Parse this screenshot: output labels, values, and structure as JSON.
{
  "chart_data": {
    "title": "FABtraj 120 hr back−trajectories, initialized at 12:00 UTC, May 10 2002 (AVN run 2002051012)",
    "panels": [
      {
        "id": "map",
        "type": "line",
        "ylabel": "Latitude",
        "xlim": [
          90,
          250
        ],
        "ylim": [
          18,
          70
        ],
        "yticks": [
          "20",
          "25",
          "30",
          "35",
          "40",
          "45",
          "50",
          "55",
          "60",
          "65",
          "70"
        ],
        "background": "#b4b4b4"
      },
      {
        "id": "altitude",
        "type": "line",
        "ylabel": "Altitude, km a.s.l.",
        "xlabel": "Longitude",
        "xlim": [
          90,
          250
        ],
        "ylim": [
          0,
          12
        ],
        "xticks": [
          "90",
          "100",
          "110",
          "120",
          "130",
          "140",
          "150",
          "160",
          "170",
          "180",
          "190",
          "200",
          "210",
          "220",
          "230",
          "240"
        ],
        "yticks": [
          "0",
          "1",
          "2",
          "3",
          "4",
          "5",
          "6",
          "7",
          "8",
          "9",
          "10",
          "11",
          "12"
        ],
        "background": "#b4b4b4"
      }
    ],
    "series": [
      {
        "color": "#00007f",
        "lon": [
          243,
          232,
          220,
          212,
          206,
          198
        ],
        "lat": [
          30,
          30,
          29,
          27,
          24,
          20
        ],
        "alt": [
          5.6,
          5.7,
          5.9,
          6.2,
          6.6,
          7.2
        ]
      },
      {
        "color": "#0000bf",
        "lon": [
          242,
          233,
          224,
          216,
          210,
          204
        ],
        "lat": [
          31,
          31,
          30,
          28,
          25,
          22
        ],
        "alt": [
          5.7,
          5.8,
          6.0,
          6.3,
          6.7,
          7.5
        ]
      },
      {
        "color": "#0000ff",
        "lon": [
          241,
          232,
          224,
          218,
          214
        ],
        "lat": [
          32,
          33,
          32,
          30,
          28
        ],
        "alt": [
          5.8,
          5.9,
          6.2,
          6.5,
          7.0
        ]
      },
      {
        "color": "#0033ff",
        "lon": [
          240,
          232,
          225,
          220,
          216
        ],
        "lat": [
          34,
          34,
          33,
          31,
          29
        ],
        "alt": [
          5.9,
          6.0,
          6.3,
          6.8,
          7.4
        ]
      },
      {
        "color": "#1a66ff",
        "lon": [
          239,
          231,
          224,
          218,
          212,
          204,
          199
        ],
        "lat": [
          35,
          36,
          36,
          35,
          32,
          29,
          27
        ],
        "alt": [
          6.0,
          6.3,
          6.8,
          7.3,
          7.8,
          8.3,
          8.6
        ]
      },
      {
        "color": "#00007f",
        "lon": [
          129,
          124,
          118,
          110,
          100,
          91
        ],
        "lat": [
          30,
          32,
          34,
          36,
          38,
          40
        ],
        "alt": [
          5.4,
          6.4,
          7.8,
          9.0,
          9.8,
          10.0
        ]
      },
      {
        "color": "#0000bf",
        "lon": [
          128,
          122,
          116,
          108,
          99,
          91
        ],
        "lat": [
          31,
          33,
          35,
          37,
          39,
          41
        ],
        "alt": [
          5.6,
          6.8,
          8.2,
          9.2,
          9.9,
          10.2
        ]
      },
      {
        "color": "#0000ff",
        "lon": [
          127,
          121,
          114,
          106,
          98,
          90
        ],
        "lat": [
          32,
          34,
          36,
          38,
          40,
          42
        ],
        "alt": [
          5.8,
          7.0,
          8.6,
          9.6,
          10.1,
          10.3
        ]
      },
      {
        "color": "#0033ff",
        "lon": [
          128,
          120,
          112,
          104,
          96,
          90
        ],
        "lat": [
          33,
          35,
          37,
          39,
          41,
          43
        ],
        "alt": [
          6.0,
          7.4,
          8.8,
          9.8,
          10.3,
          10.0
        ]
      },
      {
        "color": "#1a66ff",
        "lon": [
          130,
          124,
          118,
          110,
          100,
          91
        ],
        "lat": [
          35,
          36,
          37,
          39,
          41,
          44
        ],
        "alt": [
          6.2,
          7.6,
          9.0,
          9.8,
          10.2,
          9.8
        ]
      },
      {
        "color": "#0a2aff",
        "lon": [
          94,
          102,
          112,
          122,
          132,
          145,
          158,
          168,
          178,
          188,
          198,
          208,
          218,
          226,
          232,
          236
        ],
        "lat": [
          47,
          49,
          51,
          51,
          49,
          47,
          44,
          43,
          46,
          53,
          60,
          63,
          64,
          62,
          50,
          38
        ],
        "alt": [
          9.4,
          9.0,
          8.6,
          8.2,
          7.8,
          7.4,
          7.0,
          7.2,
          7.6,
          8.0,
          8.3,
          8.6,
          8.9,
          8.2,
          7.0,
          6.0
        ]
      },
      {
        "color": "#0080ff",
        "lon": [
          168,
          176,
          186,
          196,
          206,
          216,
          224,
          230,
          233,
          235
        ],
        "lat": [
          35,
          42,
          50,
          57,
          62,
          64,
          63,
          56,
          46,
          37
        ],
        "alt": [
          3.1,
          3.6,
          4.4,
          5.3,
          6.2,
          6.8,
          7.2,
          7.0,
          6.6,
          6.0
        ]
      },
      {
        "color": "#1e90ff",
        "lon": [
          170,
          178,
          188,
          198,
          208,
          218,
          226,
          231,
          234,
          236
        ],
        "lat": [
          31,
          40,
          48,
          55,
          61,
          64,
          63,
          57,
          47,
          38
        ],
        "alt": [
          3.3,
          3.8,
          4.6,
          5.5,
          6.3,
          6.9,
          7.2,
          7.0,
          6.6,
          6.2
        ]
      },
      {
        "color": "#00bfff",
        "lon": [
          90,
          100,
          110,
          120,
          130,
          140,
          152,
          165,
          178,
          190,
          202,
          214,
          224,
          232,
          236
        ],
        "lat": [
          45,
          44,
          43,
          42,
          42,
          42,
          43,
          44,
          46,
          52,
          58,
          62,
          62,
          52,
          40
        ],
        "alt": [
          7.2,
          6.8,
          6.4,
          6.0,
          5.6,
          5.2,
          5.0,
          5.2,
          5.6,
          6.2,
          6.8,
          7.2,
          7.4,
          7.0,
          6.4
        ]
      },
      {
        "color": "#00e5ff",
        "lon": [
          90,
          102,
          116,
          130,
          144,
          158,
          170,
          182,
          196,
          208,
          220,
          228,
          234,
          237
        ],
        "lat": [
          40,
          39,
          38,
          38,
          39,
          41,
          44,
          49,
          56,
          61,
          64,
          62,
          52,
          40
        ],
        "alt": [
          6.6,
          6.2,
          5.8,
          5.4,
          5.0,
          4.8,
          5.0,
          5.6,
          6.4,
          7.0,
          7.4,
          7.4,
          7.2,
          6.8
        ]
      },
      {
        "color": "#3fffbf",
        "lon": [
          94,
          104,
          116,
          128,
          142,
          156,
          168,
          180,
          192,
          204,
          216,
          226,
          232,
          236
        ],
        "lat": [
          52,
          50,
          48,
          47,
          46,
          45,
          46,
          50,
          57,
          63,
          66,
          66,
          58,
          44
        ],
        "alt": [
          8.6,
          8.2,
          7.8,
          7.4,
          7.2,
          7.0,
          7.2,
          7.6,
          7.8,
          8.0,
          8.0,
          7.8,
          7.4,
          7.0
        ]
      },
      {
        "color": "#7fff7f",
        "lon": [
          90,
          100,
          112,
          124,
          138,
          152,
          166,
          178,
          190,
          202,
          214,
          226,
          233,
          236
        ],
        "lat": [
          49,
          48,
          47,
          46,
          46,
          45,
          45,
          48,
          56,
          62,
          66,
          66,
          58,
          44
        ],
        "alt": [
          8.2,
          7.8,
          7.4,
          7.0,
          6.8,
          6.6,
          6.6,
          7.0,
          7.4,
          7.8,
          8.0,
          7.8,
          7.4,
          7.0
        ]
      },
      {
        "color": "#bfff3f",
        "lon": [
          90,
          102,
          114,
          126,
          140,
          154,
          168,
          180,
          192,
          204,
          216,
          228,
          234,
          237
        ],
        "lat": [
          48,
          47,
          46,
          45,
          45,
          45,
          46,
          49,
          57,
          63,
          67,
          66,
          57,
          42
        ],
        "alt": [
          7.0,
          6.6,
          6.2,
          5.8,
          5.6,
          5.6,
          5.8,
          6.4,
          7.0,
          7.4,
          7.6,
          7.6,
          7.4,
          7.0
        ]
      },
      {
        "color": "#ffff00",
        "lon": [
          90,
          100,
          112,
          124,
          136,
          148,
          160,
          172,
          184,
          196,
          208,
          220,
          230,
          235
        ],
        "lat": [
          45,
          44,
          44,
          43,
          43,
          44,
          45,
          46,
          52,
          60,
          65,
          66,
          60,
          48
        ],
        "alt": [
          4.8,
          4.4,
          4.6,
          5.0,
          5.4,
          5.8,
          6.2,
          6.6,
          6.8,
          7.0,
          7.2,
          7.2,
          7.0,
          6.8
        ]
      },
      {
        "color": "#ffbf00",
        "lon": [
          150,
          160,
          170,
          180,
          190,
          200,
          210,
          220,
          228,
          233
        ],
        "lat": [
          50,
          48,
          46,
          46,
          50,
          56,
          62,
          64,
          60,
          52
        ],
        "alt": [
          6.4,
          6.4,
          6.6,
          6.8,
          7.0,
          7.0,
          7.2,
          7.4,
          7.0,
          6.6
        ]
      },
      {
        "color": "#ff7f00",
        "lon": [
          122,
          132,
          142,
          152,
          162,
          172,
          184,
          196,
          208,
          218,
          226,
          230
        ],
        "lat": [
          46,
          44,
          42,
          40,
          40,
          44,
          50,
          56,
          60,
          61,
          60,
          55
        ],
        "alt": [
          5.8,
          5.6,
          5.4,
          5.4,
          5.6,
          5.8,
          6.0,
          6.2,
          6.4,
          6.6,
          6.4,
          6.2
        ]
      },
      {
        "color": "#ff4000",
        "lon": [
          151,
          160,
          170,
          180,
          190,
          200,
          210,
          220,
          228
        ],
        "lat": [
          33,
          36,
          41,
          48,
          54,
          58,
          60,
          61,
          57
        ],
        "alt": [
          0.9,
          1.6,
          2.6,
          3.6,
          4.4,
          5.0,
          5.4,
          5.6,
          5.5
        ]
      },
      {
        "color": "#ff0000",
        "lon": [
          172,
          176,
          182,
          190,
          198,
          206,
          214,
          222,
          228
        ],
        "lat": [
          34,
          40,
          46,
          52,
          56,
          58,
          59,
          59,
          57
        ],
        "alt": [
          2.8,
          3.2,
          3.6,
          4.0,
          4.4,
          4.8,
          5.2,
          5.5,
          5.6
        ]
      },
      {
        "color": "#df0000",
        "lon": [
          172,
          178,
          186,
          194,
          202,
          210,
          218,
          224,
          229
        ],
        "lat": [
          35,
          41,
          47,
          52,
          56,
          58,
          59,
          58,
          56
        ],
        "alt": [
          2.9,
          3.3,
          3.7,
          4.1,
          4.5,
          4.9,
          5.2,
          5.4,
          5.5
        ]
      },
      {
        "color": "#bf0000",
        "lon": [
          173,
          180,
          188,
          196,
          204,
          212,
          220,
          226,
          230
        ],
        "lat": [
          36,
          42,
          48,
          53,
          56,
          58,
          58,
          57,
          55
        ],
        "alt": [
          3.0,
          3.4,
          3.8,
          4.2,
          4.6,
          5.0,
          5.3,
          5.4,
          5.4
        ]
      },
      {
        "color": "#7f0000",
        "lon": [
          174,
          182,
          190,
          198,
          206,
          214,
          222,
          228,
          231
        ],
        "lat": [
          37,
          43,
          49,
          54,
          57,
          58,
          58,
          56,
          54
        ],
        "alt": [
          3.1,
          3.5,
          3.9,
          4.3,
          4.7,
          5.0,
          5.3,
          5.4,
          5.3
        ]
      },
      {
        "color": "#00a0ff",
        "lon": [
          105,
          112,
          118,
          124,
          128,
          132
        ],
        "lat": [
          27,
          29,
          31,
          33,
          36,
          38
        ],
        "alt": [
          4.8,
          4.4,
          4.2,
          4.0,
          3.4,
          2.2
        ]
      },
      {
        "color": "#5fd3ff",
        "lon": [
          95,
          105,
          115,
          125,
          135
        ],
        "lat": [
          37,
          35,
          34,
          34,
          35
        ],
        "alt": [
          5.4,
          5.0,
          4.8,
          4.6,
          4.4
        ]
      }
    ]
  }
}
-*-
PROBLEM DESCRIPTION: Which lines hold the string "ylabel"? Copy all of them from the data above.

TASK SOLUTION:
        "ylabel": "Latitude",
        "ylabel": "Altitude, km a.s.l.",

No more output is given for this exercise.